• WHAT TO DO
The records below must be output exactly, without pictures.

• DATA FOR THE TASK
● ● ● ● ●
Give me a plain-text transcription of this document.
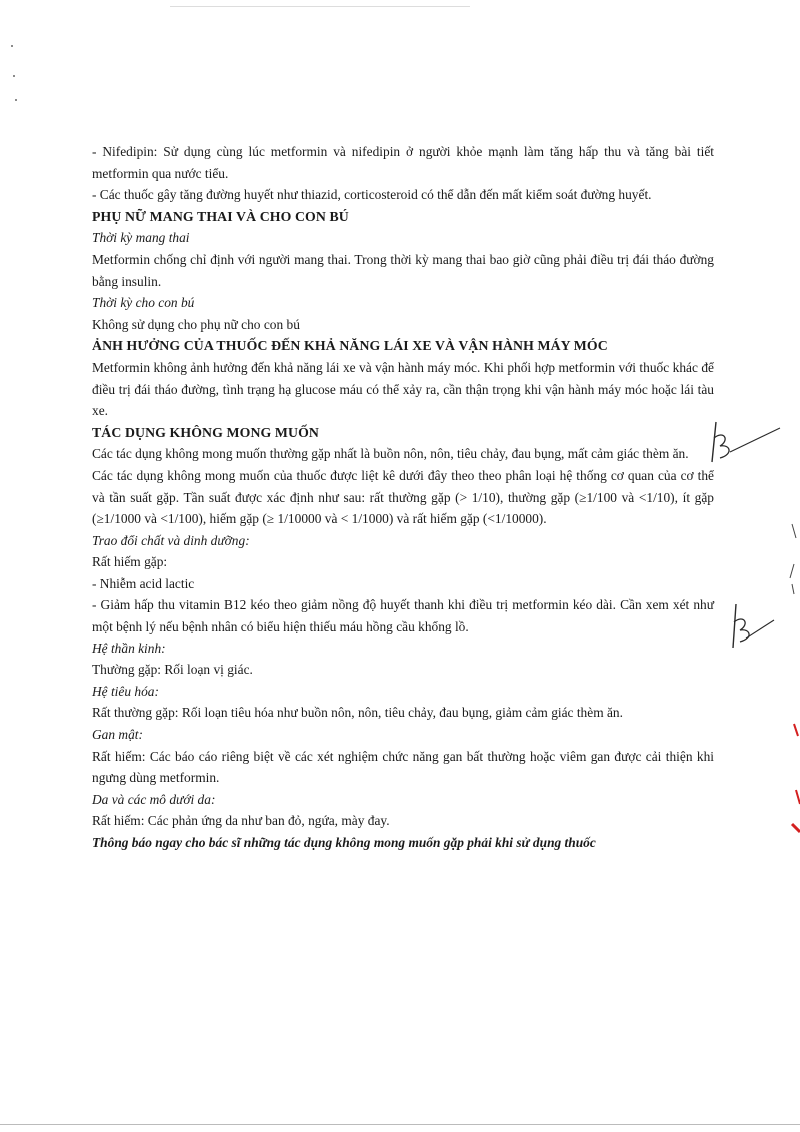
- Nifedipin: Sử dụng cùng lúc metformin và nifedipin ở người khỏe mạnh làm tăng hấp thu và tăng bài tiết metformin qua nước tiểu.

- Các thuốc gây tăng đường huyết như thiazid, corticosteroid có thể dẫn đến mất kiểm soát đường huyết.

PHỤ NỮ MANG THAI VÀ CHO CON BÚ

Thời kỳ mang thai

Metformin chống chỉ định với người mang thai. Trong thời kỳ mang thai bao giờ cũng phải điều trị đái tháo đường bằng insulin.

Thời kỳ cho con bú

Không sử dụng cho phụ nữ cho con bú

ẢNH HƯỞNG CỦA THUỐC ĐẾN KHẢ NĂNG LÁI XE VÀ VẬN HÀNH MÁY MÓC

Metformin không ảnh hưởng đến khả năng lái xe và vận hành máy móc. Khi phối hợp metformin với thuốc khác để điều trị đái tháo đường, tình trạng hạ glucose máu có thể xảy ra, cần thận trọng khi vận hành máy móc hoặc lái tàu xe.

TÁC DỤNG KHÔNG MONG MUỐN

Các tác dụng không mong muốn thường gặp nhất là buồn nôn, nôn, tiêu chảy, đau bụng, mất cảm giác thèm ăn.

Các tác dụng không mong muốn của thuốc được liệt kê dưới đây theo theo phân loại hệ thống cơ quan của cơ thể và tần suất gặp. Tần suất được xác định như sau: rất thường gặp (> 1/10), thường gặp (≥1/100 và <1/10), ít gặp (≥1/1000 và <1/100), hiếm gặp (≥ 1/10000 và < 1/1000) và rất hiếm gặp (<1/10000).

Trao đổi chất và dinh dưỡng:

Rất hiếm gặp:

- Nhiễm acid lactic

- Giảm hấp thu vitamin B12 kéo theo giảm nồng độ huyết thanh khi điều trị metformin kéo dài. Cần xem xét như một bệnh lý nếu bệnh nhân có biểu hiện thiếu máu hồng cầu khổng lồ.

Hệ thần kinh:

Thường gặp: Rối loạn vị giác.

Hệ tiêu hóa:

Rất thường gặp: Rối loạn tiêu hóa như buồn nôn, nôn, tiêu chảy, đau bụng, giảm cảm giác thèm ăn.

Gan mật:

Rất hiếm: Các báo cáo riêng biệt về các xét nghiệm chức năng gan bất thường hoặc viêm gan được cải thiện khi ngưng dùng metformin.

Da và các mô dưới da:

Rất hiếm: Các phản ứng da như ban đỏ, ngứa, mày đay.

Thông báo ngay cho bác sĩ những tác dụng không mong muốn gặp phải khi sử dụng thuốc
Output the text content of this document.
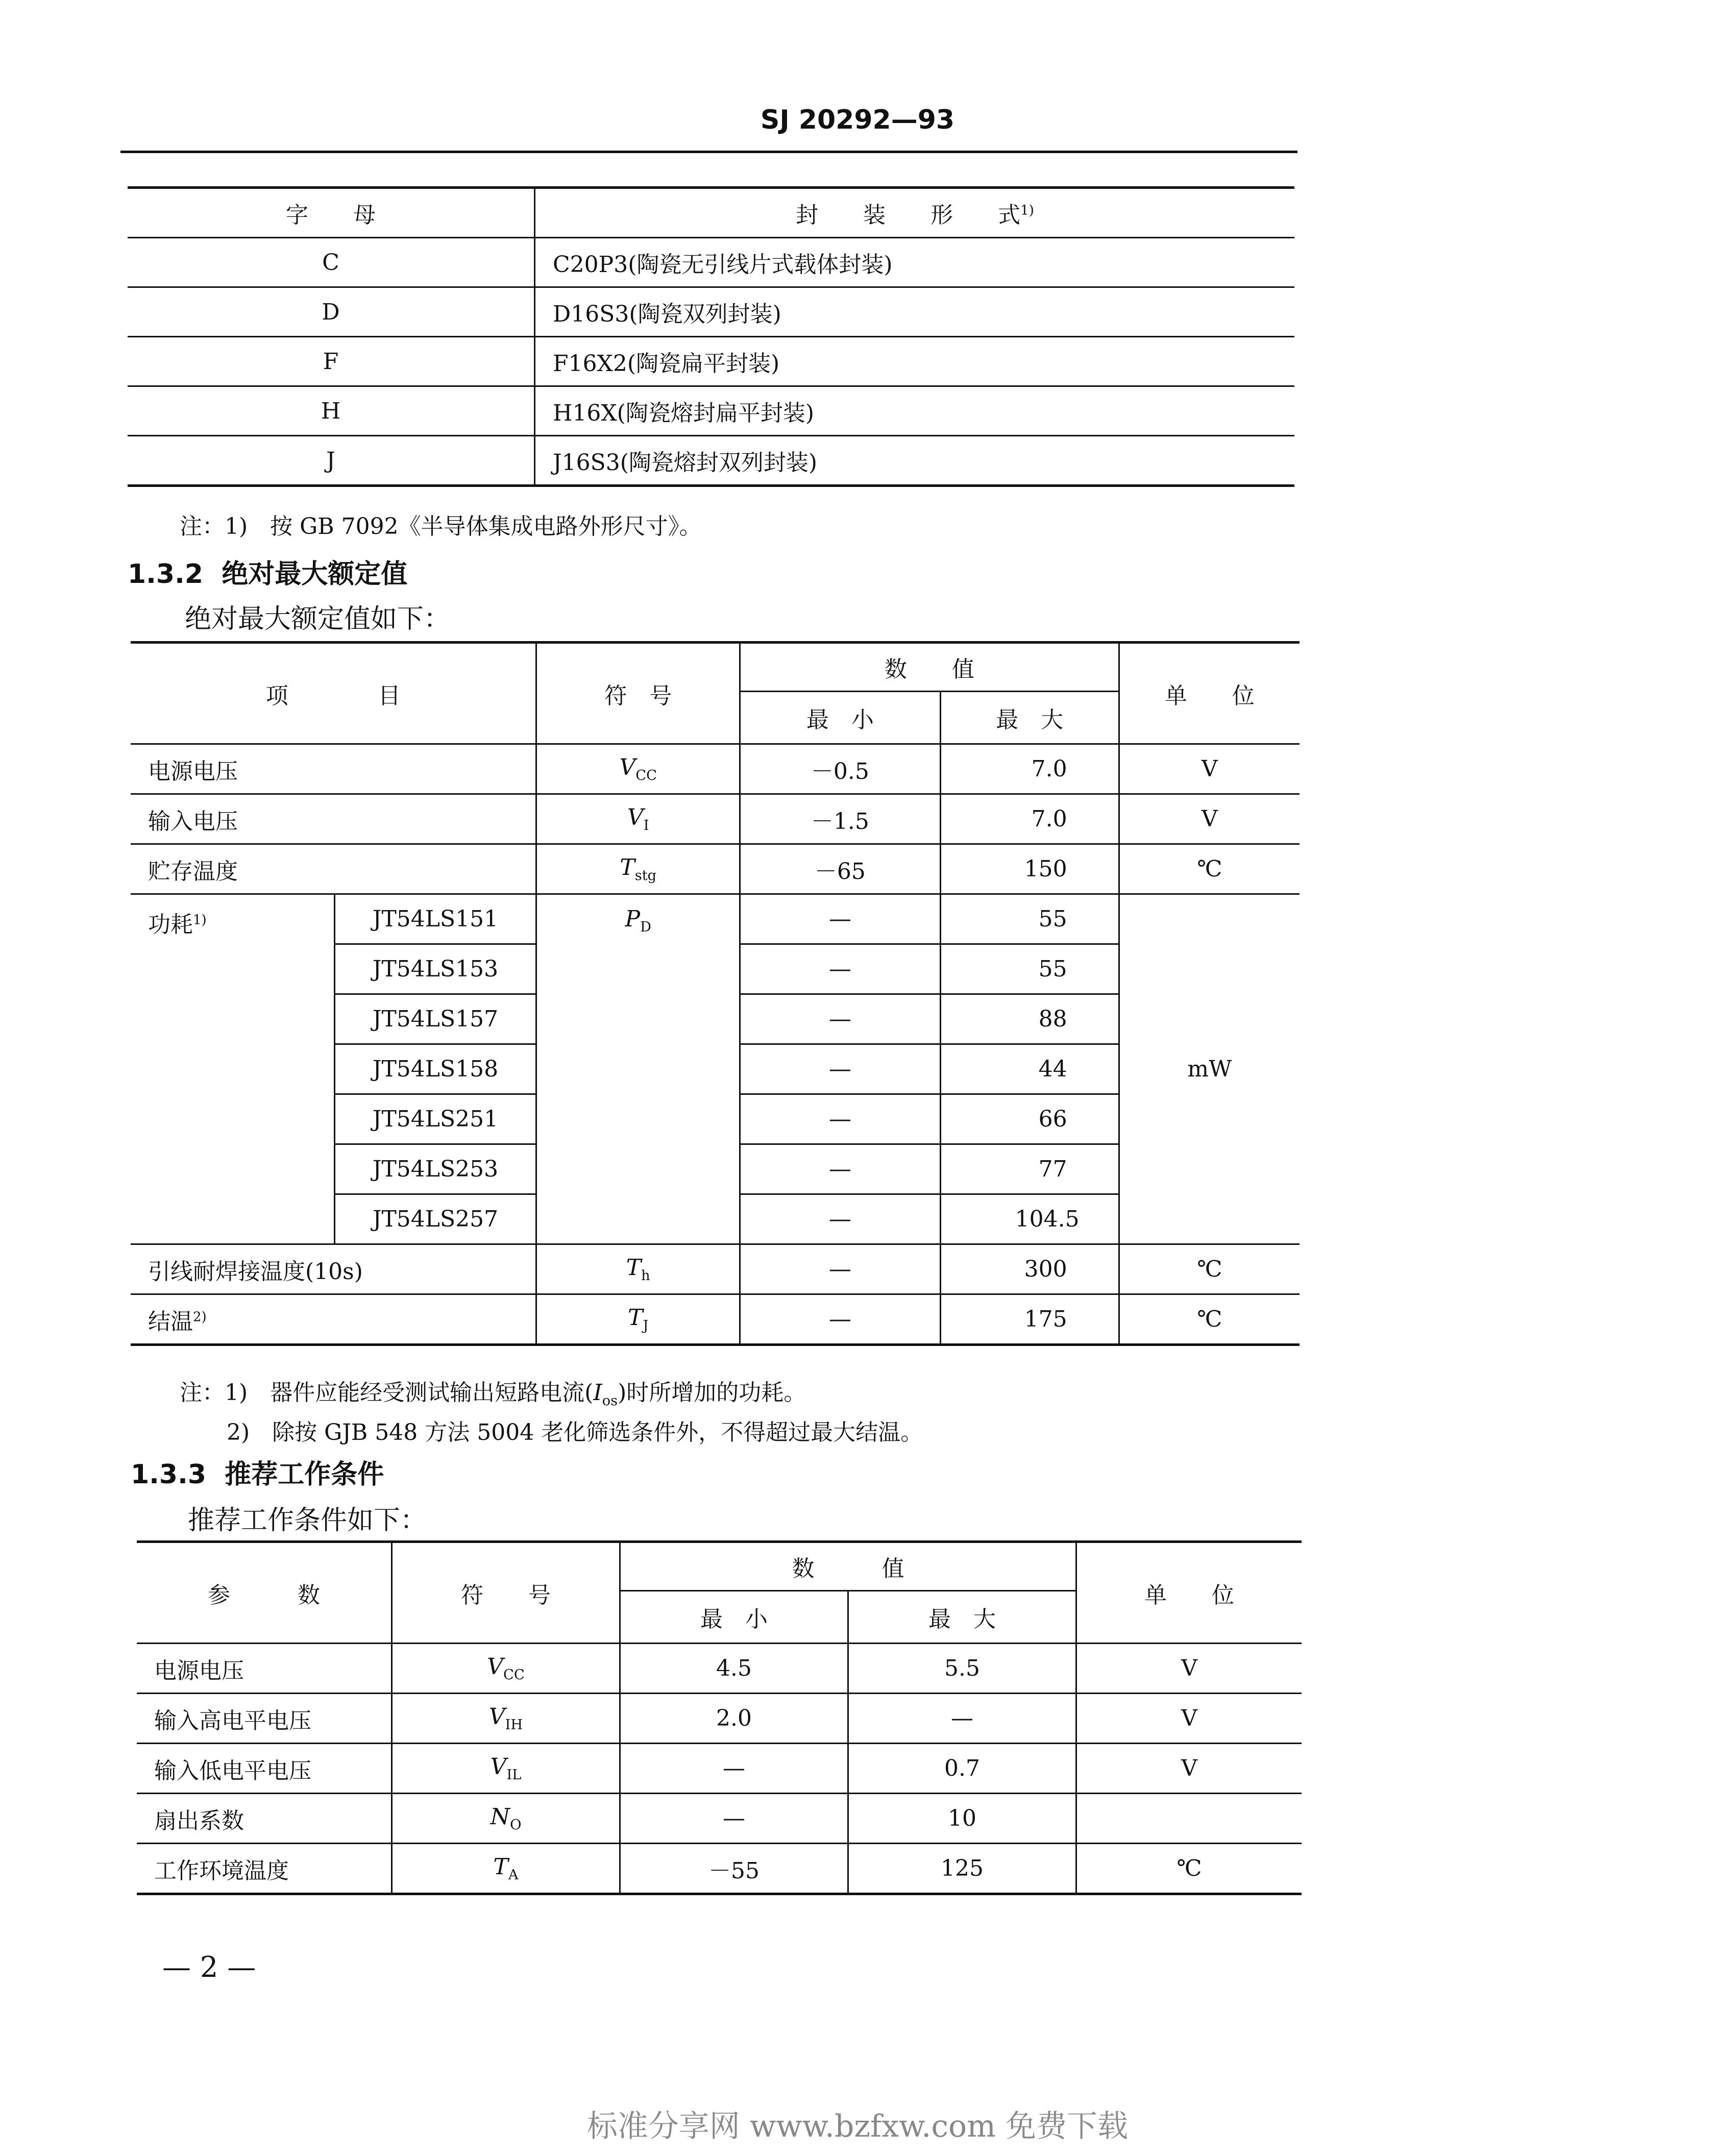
SJ 20292—93
字　　母	封　　装　　形　　式$^{1)}$
C	C20P3(陶瓷无引线片式载体封装)
D	D16S3(陶瓷双列封装)
F	F16X2(陶瓷扁平封装)
H	H16X(陶瓷熔封扁平封装)
J	J16S3(陶瓷熔封双列封装)
注：1)　按 GB 7092《半导体集成电路外形尺寸》。
1.3.2 绝对最大额定值
绝对最大额定值如下：
项　　　　目		符　号	数　　值		单　　位
			最　小	最　大	
电源电压		$V_{CC}$	－0.5	7.0	V
输入电压		$V_I$	－1.5	7.0	V
贮存温度		$T_{stg}$	－65	150	℃
功耗$^{1)}$	JT54LS151	$P_D$	—	55	mW
	JT54LS153		—	55	
	JT54LS157		—	88	
	JT54LS158		—	44	
	JT54LS251		—	66	
	JT54LS253		—	77	
	JT54LS257		—	104.5	
引线耐焊接温度(10s)		$T_h$	—	300	℃
结温$^{2)}$		$T_J$	—	175	℃
注：1)　器件应能经受测试输出短路电流$(I_{os})$时所增加的功耗。
2)　除按 GJB 548 方法 5004 老化筛选条件外，不得超过最大结温。
1.3.3 推荐工作条件
推荐工作条件如下：
参　　　数	符　　号	数　　　值		单　　位
		最　小	最　大	
电源电压	$V_{CC}$	4.5	5.5	V
输入高电平电压	$V_{IH}$	2.0	—	V
输入低电平电压	$V_{IL}$	—	0.7	V
扇出系数	$N_O$	—	10	
工作环境温度	$T_A$	－55	125	℃
— 2 —
标准分享网 www.bzfxw.com 免费下载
● ● ● ● ●
• EXPECTED ANSWER
Give me a plain-text transcription of this document.
- Nifedipin: Sử dụng cùng lúc metformin và nifedipin ở người khỏe mạnh làm tăng hấp thu và tăng bài tiết metformin qua nước tiểu.

- Các thuốc gây tăng đường huyết như thiazid, corticosteroid có thể dẫn đến mất kiểm soát đường huyết.

PHỤ NỮ MANG THAI VÀ CHO CON BÚ

Thời kỳ mang thai

Metformin chống chỉ định với người mang thai. Trong thời kỳ mang thai bao giờ cũng phải điều trị đái tháo đường bằng insulin.

Thời kỳ cho con bú

Không sử dụng cho phụ nữ cho con bú

ẢNH HƯỞNG CỦA THUỐC ĐẾN KHẢ NĂNG LÁI XE VÀ VẬN HÀNH MÁY MÓC

Metformin không ảnh hưởng đến khả năng lái xe và vận hành máy móc. Khi phối hợp metformin với thuốc khác để điều trị đái tháo đường, tình trạng hạ glucose máu có thể xảy ra, cần thận trọng khi vận hành máy móc hoặc lái tàu xe.

TÁC DỤNG KHÔNG MONG MUỐN

Các tác dụng không mong muốn thường gặp nhất là buồn nôn, nôn, tiêu chảy, đau bụng, mất cảm giác thèm ăn.

Các tác dụng không mong muốn của thuốc được liệt kê dưới đây theo theo phân loại hệ thống cơ quan của cơ thể và tần suất gặp. Tần suất được xác định như sau: rất thường gặp (> 1/10), thường gặp (≥1/100 và <1/10), ít gặp (≥1/1000 và <1/100), hiếm gặp (≥ 1/10000 và < 1/1000) và rất hiếm gặp (<1/10000).

Trao đổi chất và dinh dưỡng:

Rất hiếm gặp:

- Nhiễm acid lactic

- Giảm hấp thu vitamin B12 kéo theo giảm nồng độ huyết thanh khi điều trị metformin kéo dài. Cần xem xét như một bệnh lý nếu bệnh nhân có biểu hiện thiếu máu hồng cầu khổng lồ.

Hệ thần kinh:

Thường gặp: Rối loạn vị giác.

Hệ tiêu hóa:

Rất thường gặp: Rối loạn tiêu hóa như buồn nôn, nôn, tiêu chảy, đau bụng, giảm cảm giác thèm ăn.

Gan mật:

Rất hiếm: Các báo cáo riêng biệt về các xét nghiệm chức năng gan bất thường hoặc viêm gan được cải thiện khi ngưng dùng metformin.

Da và các mô dưới da:

Rất hiếm: Các phản ứng da như ban đỏ, ngứa, mày đay.

Thông báo ngay cho bác sĩ những tác dụng không mong muốn gặp phải khi sử dụng thuốc
Output the text content of this document.
SJ 20292—93
字　　母	封　　装　　形　　式$^{1)}$
C	C20P3(陶瓷无引线片式载体封装)
D	D16S3(陶瓷双列封装)
F	F16X2(陶瓷扁平封装)
H	H16X(陶瓷熔封扁平封装)
J	J16S3(陶瓷熔封双列封装)
注：1)　按 GB 7092《半导体集成电路外形尺寸》。
1.3.2 绝对最大额定值
绝对最大额定值如下：
项　　　　目		符　号	数　　值		单　　位
			最　小	最　大	
电源电压		$V_{CC}$	－0.5	7.0	V
输入电压		$V_I$	－1.5	7.0	V
贮存温度		$T_{stg}$	－65	150	℃
功耗$^{1)}$	JT54LS151	$P_D$	—	55	mW
	JT54LS153		—	55	
	JT54LS157		—	88	
	JT54LS158		—	44	
	JT54LS251		—	66	
	JT54LS253		—	77	
	JT54LS257		—	104.5	
引线耐焊接温度(10s)		$T_h$	—	300	℃
结温$^{2)}$		$T_J$	—	175	℃
注：1)　器件应能经受测试输出短路电流$(I_{os})$时所增加的功耗。
2)　除按 GJB 548 方法 5004 老化筛选条件外，不得超过最大结温。
1.3.3 推荐工作条件
推荐工作条件如下：
参　　　数	符　　号	数　　　值		单　　位
		最　小	最　大	
电源电压	$V_{CC}$	4.5	5.5	V
输入高电平电压	$V_{IH}$	2.0	—	V
输入低电平电压	$V_{IL}$	—	0.7	V
扇出系数	$N_O$	—	10	
工作环境温度	$T_A$	－55	125	℃
— 2 —
标准分享网 www.bzfxw.com 免费下载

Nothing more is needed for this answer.